[Start of Record set]

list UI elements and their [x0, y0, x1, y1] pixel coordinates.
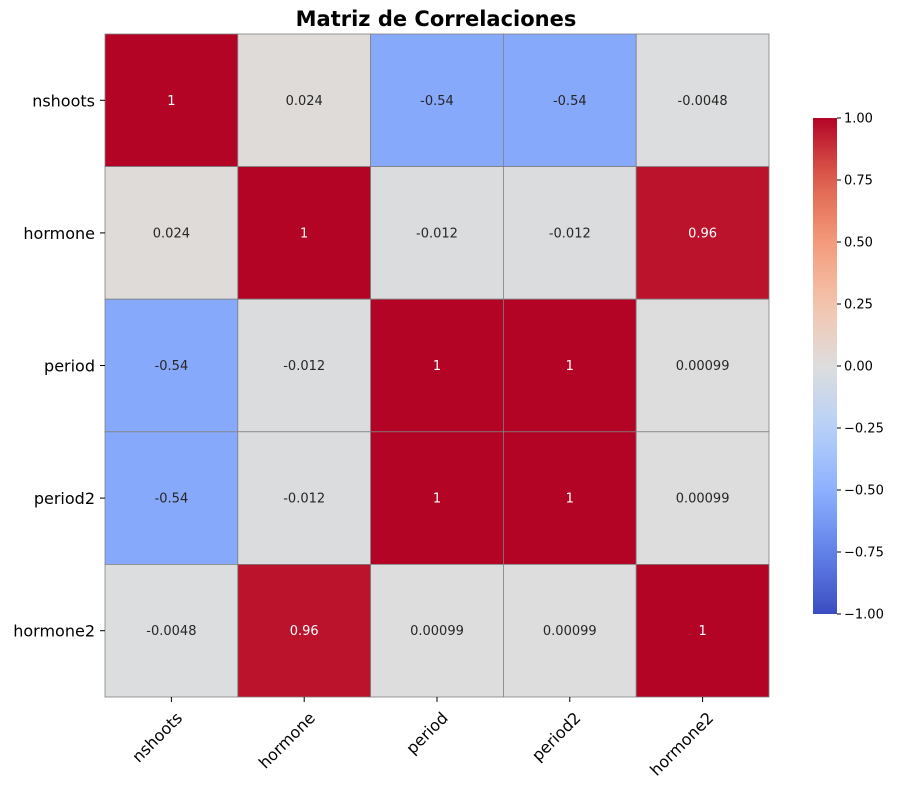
heatmap-cell-period-hormone [237, 298, 372, 433]
x-tick-label-hormone: hormone [255, 708, 319, 772]
y-tick-label-nshoots: nshoots [32, 91, 95, 110]
cell-value-label: 0.00099 [543, 624, 597, 639]
cell-value-label: 0.024 [153, 226, 190, 241]
x-tick-label-period: period [402, 708, 451, 757]
cell-value-label: -0.0048 [146, 624, 196, 639]
colorbar-tick-label: −0.25 [844, 422, 884, 437]
heatmap-cell-period2-period [370, 431, 504, 565]
cell-value-label: -0.0048 [678, 94, 728, 109]
cell-value-label: 0.96 [290, 624, 319, 639]
cell-value-label: 1 [300, 226, 308, 241]
y-tick-label-period2: period2 [34, 489, 95, 508]
cell-value-label: -0.54 [155, 492, 189, 507]
colorbar-tick-label: −0.75 [844, 546, 884, 561]
cell-value-label: 0.024 [286, 94, 323, 109]
y-tick-label-period: period [44, 357, 95, 376]
colorbar-gradient [813, 118, 837, 614]
cell-value-label: 0.00099 [676, 359, 730, 374]
cell-value-label: -0.54 [553, 94, 587, 109]
heatmap-cell-hormone2-hormone [237, 564, 372, 698]
y-tick-label-hormone: hormone [23, 224, 95, 243]
y-tick-labels: nshoots hormone period period2 hormone2 [13, 91, 105, 641]
x-tick-label-nshoots: nshoots [128, 708, 186, 766]
heatmap-cell-hormone2-hormone2 [635, 564, 770, 698]
heatmap-cell-nshoots-nshoots [104, 33, 239, 168]
cell-value-label: -0.012 [283, 492, 325, 507]
cell-value-label: 1 [566, 359, 574, 374]
heatmap-cell-period-period [370, 298, 504, 433]
cell-value-label: -0.012 [283, 359, 325, 374]
cell-value-label: 1 [433, 359, 441, 374]
heatmap-cell-nshoots-hormone [237, 33, 372, 168]
colorbar-tick-label: 0.50 [844, 236, 873, 251]
cell-value-label: 0.00099 [410, 624, 464, 639]
heatmap-cell-hormone-hormone2 [635, 166, 770, 300]
x-tick-labels: nshoots hormone period period2 hormone2 [128, 697, 717, 780]
cell-value-label: 0.96 [688, 226, 717, 241]
y-tick-label-hormone2: hormone2 [13, 622, 95, 641]
cell-value-label: -0.54 [155, 359, 189, 374]
colorbar-tick-label: 0.00 [844, 360, 873, 375]
heatmap-cell-hormone2-period [370, 564, 504, 698]
cell-value-label: 1 [698, 624, 706, 639]
heatmap-cell-hormone-period [370, 166, 504, 300]
cell-value-label: 1 [167, 94, 175, 109]
heatmap-cell-hormone-hormone [237, 166, 372, 300]
colorbar-tick-label: −0.50 [844, 484, 884, 499]
colorbar-tick-label: 0.25 [844, 298, 873, 313]
colorbar-tick-label: 1.00 [844, 112, 873, 127]
heatmap-cells: 1 0.024 -0.54 -0.54 -0.0048 0.024 1 -0.012 -0.01… [104, 33, 770, 698]
heatmap-cell-period2-period2 [502, 431, 637, 565]
heatmap-cell-nshoots-hormone2 [635, 33, 770, 168]
colorbar-tick-label: 0.75 [844, 174, 873, 189]
heatmap-cell-nshoots-period [370, 33, 504, 168]
heatmap-cell-period-hormone2 [635, 298, 770, 433]
cell-value-label: 1 [433, 492, 441, 507]
heatmap-cell-nshoots-period2 [502, 33, 637, 168]
cell-value-label: 0.00099 [676, 492, 730, 507]
x-tick-label-period2: period2 [528, 708, 585, 765]
chart-title: Matriz de Correlaciones [296, 7, 577, 31]
heatmap-cell-period2-hormone [237, 431, 372, 565]
cell-value-label: -0.012 [416, 226, 458, 241]
heatmap-cell-hormone2-nshoots [104, 564, 239, 698]
heatmap-cell-hormone-nshoots [104, 166, 239, 300]
colorbar: 1.00 0.75 0.50 0.25 0.00 −0.25 −0.50 −0.75 −1.00 [813, 112, 884, 623]
heatmap-cell-period2-hormone2 [635, 431, 770, 565]
x-tick-label-hormone2: hormone2 [646, 708, 717, 779]
cell-value-label: -0.012 [549, 226, 591, 241]
heatmap-cell-period-period2 [502, 298, 637, 433]
colorbar-tick-label: −1.00 [844, 608, 884, 623]
cell-value-label: 1 [566, 492, 574, 507]
cell-value-label: -0.54 [420, 94, 454, 109]
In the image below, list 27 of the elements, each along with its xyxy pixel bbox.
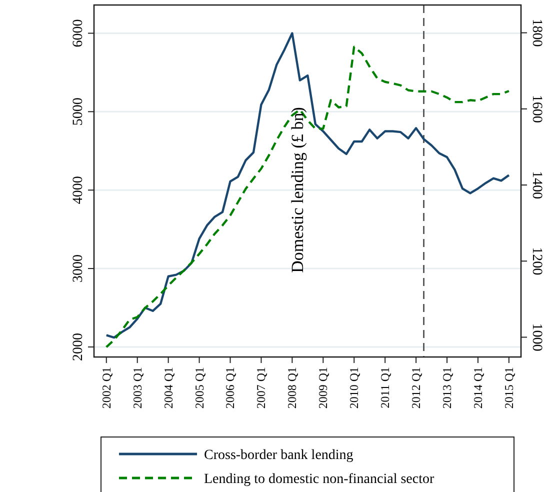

[End of Record set]

Description of the task:
Reproduce every line of the rows above verbatim, leaving out the pictures.

Full answer:
list UI elements and their [x0, y0, x1, y1] pixel coordinates.
heatmap-cell-period-hormone [237, 298, 372, 433]
x-tick-label-hormone: hormone [255, 708, 319, 772]
y-tick-label-nshoots: nshoots [32, 91, 95, 110]
cell-value-label: 0.00099 [543, 624, 597, 639]
cell-value-label: 0.024 [153, 226, 190, 241]
x-tick-label-period: period [402, 708, 451, 757]
cell-value-label: -0.0048 [146, 624, 196, 639]
colorbar-tick-label: −0.25 [844, 422, 884, 437]
heatmap-cell-period2-period [370, 431, 504, 565]
cell-value-label: -0.0048 [678, 94, 728, 109]
cell-value-label: 0.96 [290, 624, 319, 639]
cell-value-label: 1 [300, 226, 308, 241]
y-tick-label-period2: period2 [34, 489, 95, 508]
cell-value-label: -0.54 [155, 492, 189, 507]
colorbar-tick-label: −0.75 [844, 546, 884, 561]
cell-value-label: 0.024 [286, 94, 323, 109]
y-tick-label-period: period [44, 357, 95, 376]
colorbar-gradient [813, 118, 837, 614]
cell-value-label: 0.00099 [676, 359, 730, 374]
cell-value-label: -0.54 [553, 94, 587, 109]
heatmap-cell-hormone2-hormone [237, 564, 372, 698]
y-tick-label-hormone: hormone [23, 224, 95, 243]
y-tick-labels: nshoots hormone period period2 hormone2 [13, 91, 105, 641]
x-tick-label-nshoots: nshoots [128, 708, 186, 766]
heatmap-cell-hormone2-hormone2 [635, 564, 770, 698]
heatmap-cell-nshoots-nshoots [104, 33, 239, 168]
cell-value-label: -0.012 [283, 492, 325, 507]
cell-value-label: 1 [566, 359, 574, 374]
heatmap-cell-period-period [370, 298, 504, 433]
cell-value-label: -0.012 [283, 359, 325, 374]
cell-value-label: 1 [433, 359, 441, 374]
heatmap-cell-nshoots-hormone [237, 33, 372, 168]
colorbar-tick-label: 0.50 [844, 236, 873, 251]
cell-value-label: 0.00099 [410, 624, 464, 639]
heatmap-cell-hormone-hormone2 [635, 166, 770, 300]
x-tick-labels: nshoots hormone period period2 hormone2 [128, 697, 717, 780]
cell-value-label: 0.96 [688, 226, 717, 241]
y-tick-label-hormone2: hormone2 [13, 622, 95, 641]
cell-value-label: -0.54 [155, 359, 189, 374]
colorbar-tick-label: 0.00 [844, 360, 873, 375]
heatmap-cell-hormone2-period [370, 564, 504, 698]
cell-value-label: 1 [698, 624, 706, 639]
heatmap-cell-hormone-period [370, 166, 504, 300]
cell-value-label: 1 [167, 94, 175, 109]
heatmap-cell-hormone-hormone [237, 166, 372, 300]
colorbar-tick-label: −0.50 [844, 484, 884, 499]
colorbar-tick-label: 0.25 [844, 298, 873, 313]
colorbar-tick-label: 1.00 [844, 112, 873, 127]
heatmap-cells: 1 0.024 -0.54 -0.54 -0.0048 0.024 1 -0.012 -0.01… [104, 33, 770, 698]
heatmap-cell-period2-period2 [502, 431, 637, 565]
heatmap-cell-nshoots-hormone2 [635, 33, 770, 168]
colorbar-tick-label: 0.75 [844, 174, 873, 189]
heatmap-cell-nshoots-period [370, 33, 504, 168]
heatmap-cell-period-hormone2 [635, 298, 770, 433]
cell-value-label: 1 [433, 492, 441, 507]
heatmap-cell-nshoots-period2 [502, 33, 637, 168]
cell-value-label: 0.00099 [676, 492, 730, 507]
x-tick-label-period2: period2 [528, 708, 585, 765]
chart-title: Matriz de Correlaciones [296, 7, 577, 31]
heatmap-cell-period2-hormone [237, 431, 372, 565]
cell-value-label: -0.012 [416, 226, 458, 241]
heatmap-cell-hormone2-nshoots [104, 564, 239, 698]
heatmap-cell-hormone-nshoots [104, 166, 239, 300]
colorbar: 1.00 0.75 0.50 0.25 0.00 −0.25 −0.50 −0.75 −1.00 [813, 112, 884, 623]
heatmap-cell-period2-hormone2 [635, 431, 770, 565]
x-tick-label-hormone2: hormone2 [646, 708, 717, 779]
cell-value-label: -0.012 [549, 226, 591, 241]
heatmap-cell-period-period2 [502, 298, 637, 433]
colorbar-tick-label: −1.00 [844, 608, 884, 623]
cell-value-label: 1 [566, 492, 574, 507]
cell-value-label: -0.54 [420, 94, 454, 109]
In the image below, list 27 of the elements, each along with its xyxy pixel bbox.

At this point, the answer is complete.